## THE REQUEST
Quote each line of the material verbatim, without the pictures.

BEGIN GIVEN DATA

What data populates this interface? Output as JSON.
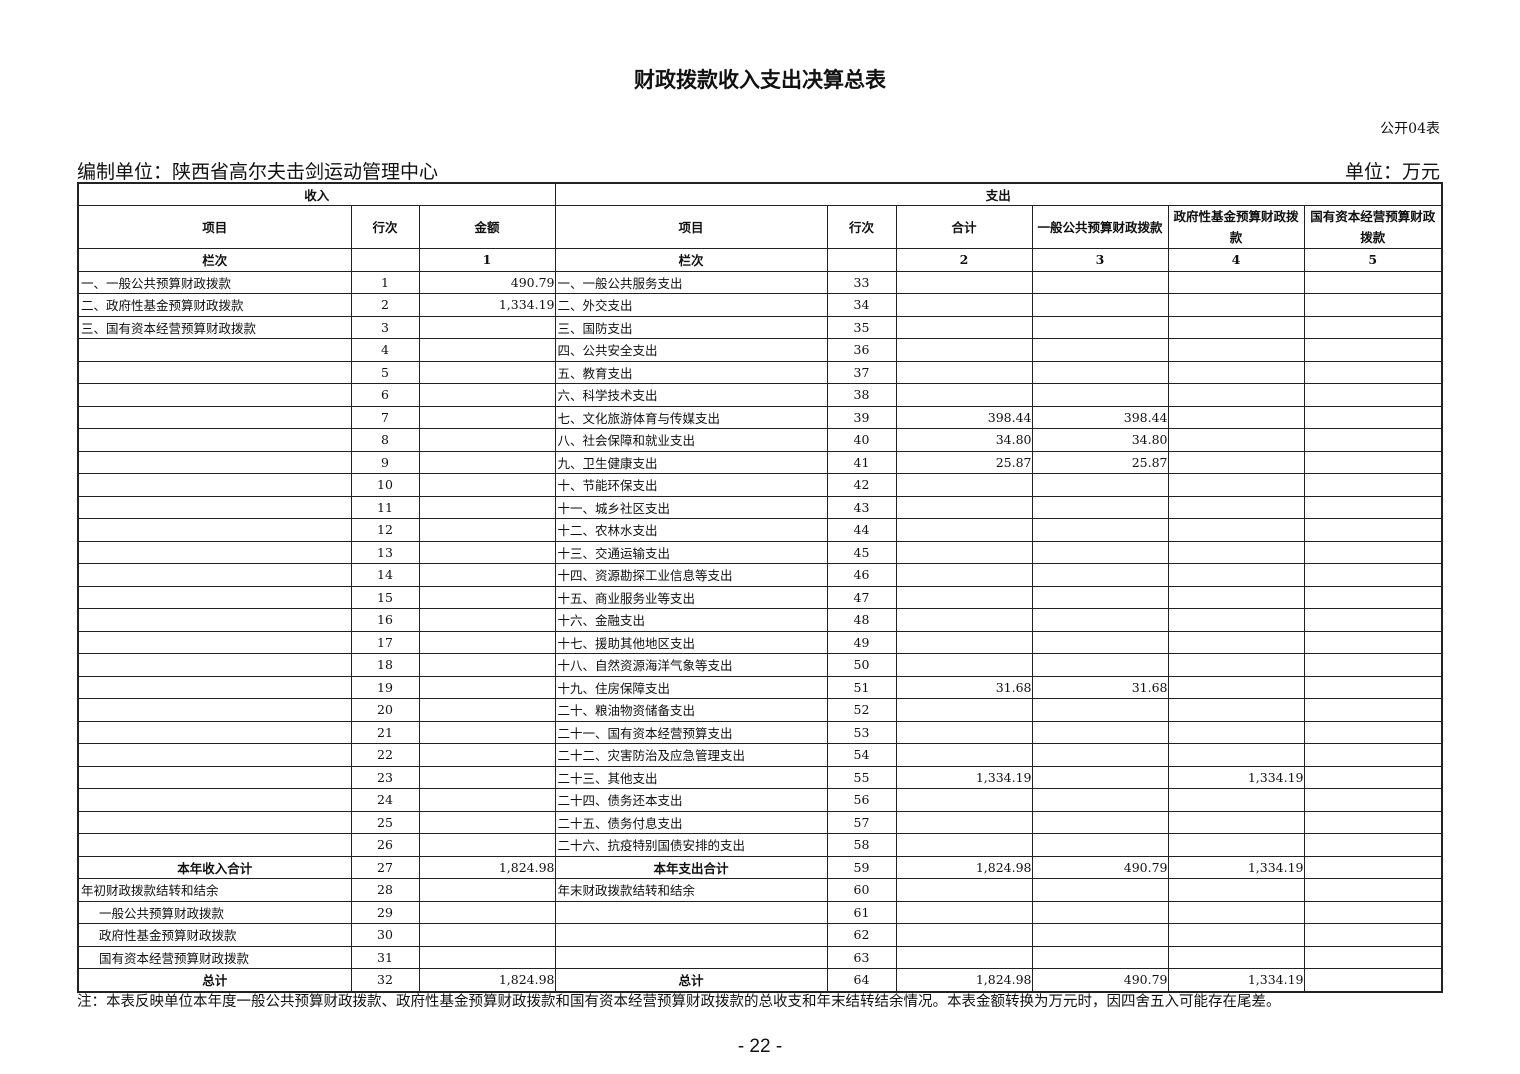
{
  "title": "财政拨款收入支出决算总表",
  "table_code": "公开04表",
  "unit_label": "编制单位：陕西省高尔夫击剑运动管理中心",
  "currency_label": "单位：万元",
  "header": {
    "income": "收入",
    "expense": "支出",
    "columns": [
      "项目",
      "行次",
      "金额",
      "项目",
      "行次",
      "合计",
      "一般公共预算财政拨款",
      "政府性基金预算财政拨款",
      "国有资本经营预算财政拨款"
    ],
    "index_row": [
      "栏次",
      "",
      "1",
      "栏次",
      "",
      "2",
      "3",
      "4",
      "5"
    ]
  },
  "rows": [
    [
      "一、一般公共预算财政拨款",
      "1",
      "490.79",
      "一、一般公共服务支出",
      "33",
      "",
      "",
      "",
      ""
    ],
    [
      "二、政府性基金预算财政拨款",
      "2",
      "1,334.19",
      "二、外交支出",
      "34",
      "",
      "",
      "",
      ""
    ],
    [
      "三、国有资本经营预算财政拨款",
      "3",
      "",
      "三、国防支出",
      "35",
      "",
      "",
      "",
      ""
    ],
    [
      "",
      "4",
      "",
      "四、公共安全支出",
      "36",
      "",
      "",
      "",
      ""
    ],
    [
      "",
      "5",
      "",
      "五、教育支出",
      "37",
      "",
      "",
      "",
      ""
    ],
    [
      "",
      "6",
      "",
      "六、科学技术支出",
      "38",
      "",
      "",
      "",
      ""
    ],
    [
      "",
      "7",
      "",
      "七、文化旅游体育与传媒支出",
      "39",
      "398.44",
      "398.44",
      "",
      ""
    ],
    [
      "",
      "8",
      "",
      "八、社会保障和就业支出",
      "40",
      "34.80",
      "34.80",
      "",
      ""
    ],
    [
      "",
      "9",
      "",
      "九、卫生健康支出",
      "41",
      "25.87",
      "25.87",
      "",
      ""
    ],
    [
      "",
      "10",
      "",
      "十、节能环保支出",
      "42",
      "",
      "",
      "",
      ""
    ],
    [
      "",
      "11",
      "",
      "十一、城乡社区支出",
      "43",
      "",
      "",
      "",
      ""
    ],
    [
      "",
      "12",
      "",
      "十二、农林水支出",
      "44",
      "",
      "",
      "",
      ""
    ],
    [
      "",
      "13",
      "",
      "十三、交通运输支出",
      "45",
      "",
      "",
      "",
      ""
    ],
    [
      "",
      "14",
      "",
      "十四、资源勘探工业信息等支出",
      "46",
      "",
      "",
      "",
      ""
    ],
    [
      "",
      "15",
      "",
      "十五、商业服务业等支出",
      "47",
      "",
      "",
      "",
      ""
    ],
    [
      "",
      "16",
      "",
      "十六、金融支出",
      "48",
      "",
      "",
      "",
      ""
    ],
    [
      "",
      "17",
      "",
      "十七、援助其他地区支出",
      "49",
      "",
      "",
      "",
      ""
    ],
    [
      "",
      "18",
      "",
      "十八、自然资源海洋气象等支出",
      "50",
      "",
      "",
      "",
      ""
    ],
    [
      "",
      "19",
      "",
      "十九、住房保障支出",
      "51",
      "31.68",
      "31.68",
      "",
      ""
    ],
    [
      "",
      "20",
      "",
      "二十、粮油物资储备支出",
      "52",
      "",
      "",
      "",
      ""
    ],
    [
      "",
      "21",
      "",
      "二十一、国有资本经营预算支出",
      "53",
      "",
      "",
      "",
      ""
    ],
    [
      "",
      "22",
      "",
      "二十二、灾害防治及应急管理支出",
      "54",
      "",
      "",
      "",
      ""
    ],
    [
      "",
      "23",
      "",
      "二十三、其他支出",
      "55",
      "1,334.19",
      "",
      "1,334.19",
      ""
    ],
    [
      "",
      "24",
      "",
      "二十四、债务还本支出",
      "56",
      "",
      "",
      "",
      ""
    ],
    [
      "",
      "25",
      "",
      "二十五、债务付息支出",
      "57",
      "",
      "",
      "",
      ""
    ],
    [
      "",
      "26",
      "",
      "二十六、抗疫特别国债安排的支出",
      "58",
      "",
      "",
      "",
      ""
    ],
    [
      "本年收入合计",
      "27",
      "1,824.98",
      "本年支出合计",
      "59",
      "1,824.98",
      "490.79",
      "1,334.19",
      ""
    ],
    [
      "年初财政拨款结转和结余",
      "28",
      "",
      "年末财政拨款结转和结余",
      "60",
      "",
      "",
      "",
      ""
    ],
    [
      "一般公共预算财政拨款",
      "29",
      "",
      "",
      "61",
      "",
      "",
      "",
      ""
    ],
    [
      "政府性基金预算财政拨款",
      "30",
      "",
      "",
      "62",
      "",
      "",
      "",
      ""
    ],
    [
      "国有资本经营预算财政拨款",
      "31",
      "",
      "",
      "63",
      "",
      "",
      "",
      ""
    ],
    [
      "总计",
      "32",
      "1,824.98",
      "总计",
      "64",
      "1,824.98",
      "490.79",
      "1,334.19",
      ""
    ]
  ],
  "note": "注：本表反映单位本年度一般公共预算财政拨款、政府性基金预算财政拨款和国有资本经营预算财政拨款的总收支和年末结转结余情况。本表金额转换为万元时，因四舍五入可能存在尾差。",
  "page_number": "- 22 -"
}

END GIVEN DATA

## FINAL RESULT
What data populates this interface? Output as JSON.
{
  "title": "财政拨款收入支出决算总表",
  "table_code": "公开04表",
  "unit_label": "编制单位：陕西省高尔夫击剑运动管理中心",
  "currency_label": "单位：万元",
  "header": {
    "income": "收入",
    "expense": "支出",
    "columns": [
      "项目",
      "行次",
      "金额",
      "项目",
      "行次",
      "合计",
      "一般公共预算财政拨款",
      "政府性基金预算财政拨款",
      "国有资本经营预算财政拨款"
    ],
    "index_row": [
      "栏次",
      "",
      "1",
      "栏次",
      "",
      "2",
      "3",
      "4",
      "5"
    ]
  },
  "rows": [
    [
      "一、一般公共预算财政拨款",
      "1",
      "490.79",
      "一、一般公共服务支出",
      "33",
      "",
      "",
      "",
      ""
    ],
    [
      "二、政府性基金预算财政拨款",
      "2",
      "1,334.19",
      "二、外交支出",
      "34",
      "",
      "",
      "",
      ""
    ],
    [
      "三、国有资本经营预算财政拨款",
      "3",
      "",
      "三、国防支出",
      "35",
      "",
      "",
      "",
      ""
    ],
    [
      "",
      "4",
      "",
      "四、公共安全支出",
      "36",
      "",
      "",
      "",
      ""
    ],
    [
      "",
      "5",
      "",
      "五、教育支出",
      "37",
      "",
      "",
      "",
      ""
    ],
    [
      "",
      "6",
      "",
      "六、科学技术支出",
      "38",
      "",
      "",
      "",
      ""
    ],
    [
      "",
      "7",
      "",
      "七、文化旅游体育与传媒支出",
      "39",
      "398.44",
      "398.44",
      "",
      ""
    ],
    [
      "",
      "8",
      "",
      "八、社会保障和就业支出",
      "40",
      "34.80",
      "34.80",
      "",
      ""
    ],
    [
      "",
      "9",
      "",
      "九、卫生健康支出",
      "41",
      "25.87",
      "25.87",
      "",
      ""
    ],
    [
      "",
      "10",
      "",
      "十、节能环保支出",
      "42",
      "",
      "",
      "",
      ""
    ],
    [
      "",
      "11",
      "",
      "十一、城乡社区支出",
      "43",
      "",
      "",
      "",
      ""
    ],
    [
      "",
      "12",
      "",
      "十二、农林水支出",
      "44",
      "",
      "",
      "",
      ""
    ],
    [
      "",
      "13",
      "",
      "十三、交通运输支出",
      "45",
      "",
      "",
      "",
      ""
    ],
    [
      "",
      "14",
      "",
      "十四、资源勘探工业信息等支出",
      "46",
      "",
      "",
      "",
      ""
    ],
    [
      "",
      "15",
      "",
      "十五、商业服务业等支出",
      "47",
      "",
      "",
      "",
      ""
    ],
    [
      "",
      "16",
      "",
      "十六、金融支出",
      "48",
      "",
      "",
      "",
      ""
    ],
    [
      "",
      "17",
      "",
      "十七、援助其他地区支出",
      "49",
      "",
      "",
      "",
      ""
    ],
    [
      "",
      "18",
      "",
      "十八、自然资源海洋气象等支出",
      "50",
      "",
      "",
      "",
      ""
    ],
    [
      "",
      "19",
      "",
      "十九、住房保障支出",
      "51",
      "31.68",
      "31.68",
      "",
      ""
    ],
    [
      "",
      "20",
      "",
      "二十、粮油物资储备支出",
      "52",
      "",
      "",
      "",
      ""
    ],
    [
      "",
      "21",
      "",
      "二十一、国有资本经营预算支出",
      "53",
      "",
      "",
      "",
      ""
    ],
    [
      "",
      "22",
      "",
      "二十二、灾害防治及应急管理支出",
      "54",
      "",
      "",
      "",
      ""
    ],
    [
      "",
      "23",
      "",
      "二十三、其他支出",
      "55",
      "1,334.19",
      "",
      "1,334.19",
      ""
    ],
    [
      "",
      "24",
      "",
      "二十四、债务还本支出",
      "56",
      "",
      "",
      "",
      ""
    ],
    [
      "",
      "25",
      "",
      "二十五、债务付息支出",
      "57",
      "",
      "",
      "",
      ""
    ],
    [
      "",
      "26",
      "",
      "二十六、抗疫特别国债安排的支出",
      "58",
      "",
      "",
      "",
      ""
    ],
    [
      "本年收入合计",
      "27",
      "1,824.98",
      "本年支出合计",
      "59",
      "1,824.98",
      "490.79",
      "1,334.19",
      ""
    ],
    [
      "年初财政拨款结转和结余",
      "28",
      "",
      "年末财政拨款结转和结余",
      "60",
      "",
      "",
      "",
      ""
    ],
    [
      "一般公共预算财政拨款",
      "29",
      "",
      "",
      "61",
      "",
      "",
      "",
      ""
    ],
    [
      "政府性基金预算财政拨款",
      "30",
      "",
      "",
      "62",
      "",
      "",
      "",
      ""
    ],
    [
      "国有资本经营预算财政拨款",
      "31",
      "",
      "",
      "63",
      "",
      "",
      "",
      ""
    ],
    [
      "总计",
      "32",
      "1,824.98",
      "总计",
      "64",
      "1,824.98",
      "490.79",
      "1,334.19",
      ""
    ]
  ],
  "note": "注：本表反映单位本年度一般公共预算财政拨款、政府性基金预算财政拨款和国有资本经营预算财政拨款的总收支和年末结转结余情况。本表金额转换为万元时，因四舍五入可能存在尾差。",
  "page_number": "- 22 -"
}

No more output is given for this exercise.